━━━ DATA SECTION

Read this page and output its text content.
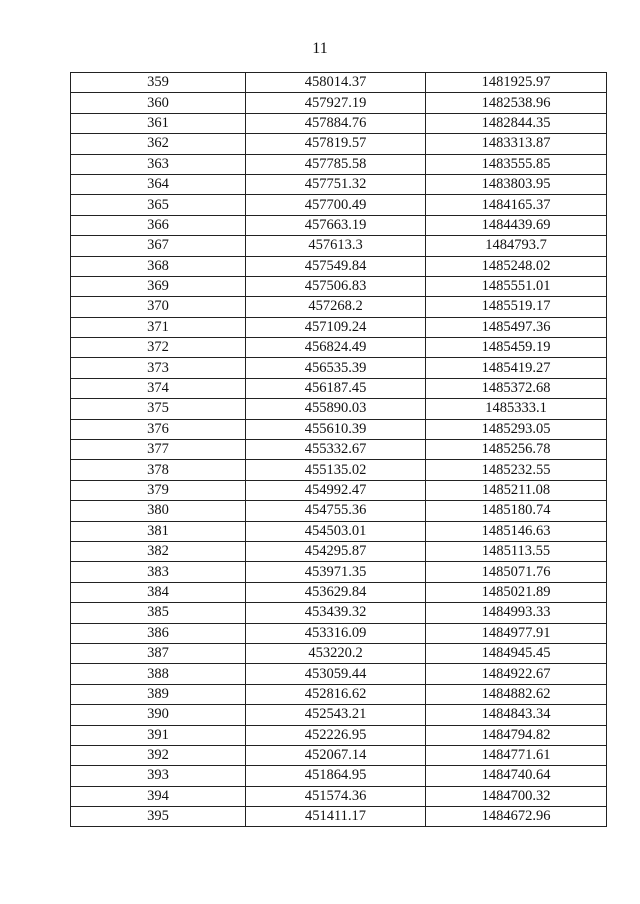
11
359	458014.37	1481925.97
360	457927.19	1482538.96
361	457884.76	1482844.35
362	457819.57	1483313.87
363	457785.58	1483555.85
364	457751.32	1483803.95
365	457700.49	1484165.37
366	457663.19	1484439.69
367	457613.3	1484793.7
368	457549.84	1485248.02
369	457506.83	1485551.01
370	457268.2	1485519.17
371	457109.24	1485497.36
372	456824.49	1485459.19
373	456535.39	1485419.27
374	456187.45	1485372.68
375	455890.03	1485333.1
376	455610.39	1485293.05
377	455332.67	1485256.78
378	455135.02	1485232.55
379	454992.47	1485211.08
380	454755.36	1485180.74
381	454503.01	1485146.63
382	454295.87	1485113.55
383	453971.35	1485071.76
384	453629.84	1485021.89
385	453439.32	1484993.33
386	453316.09	1484977.91
387	453220.2	1484945.45
388	453059.44	1484922.67
389	452816.62	1484882.62
390	452543.21	1484843.34
391	452226.95	1484794.82
392	452067.14	1484771.61
393	451864.95	1484740.64
394	451574.36	1484700.32
395	451411.17	1484672.96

━━━━━━

- _THE EXERCISE_
From the entries above, output every line exactly and omit any image.

- _EXERCISE ANSWER_
Read this page and output its text content.
11
359	458014.37	1481925.97
360	457927.19	1482538.96
361	457884.76	1482844.35
362	457819.57	1483313.87
363	457785.58	1483555.85
364	457751.32	1483803.95
365	457700.49	1484165.37
366	457663.19	1484439.69
367	457613.3	1484793.7
368	457549.84	1485248.02
369	457506.83	1485551.01
370	457268.2	1485519.17
371	457109.24	1485497.36
372	456824.49	1485459.19
373	456535.39	1485419.27
374	456187.45	1485372.68
375	455890.03	1485333.1
376	455610.39	1485293.05
377	455332.67	1485256.78
378	455135.02	1485232.55
379	454992.47	1485211.08
380	454755.36	1485180.74
381	454503.01	1485146.63
382	454295.87	1485113.55
383	453971.35	1485071.76
384	453629.84	1485021.89
385	453439.32	1484993.33
386	453316.09	1484977.91
387	453220.2	1484945.45
388	453059.44	1484922.67
389	452816.62	1484882.62
390	452543.21	1484843.34
391	452226.95	1484794.82
392	452067.14	1484771.61
393	451864.95	1484740.64
394	451574.36	1484700.32
395	451411.17	1484672.96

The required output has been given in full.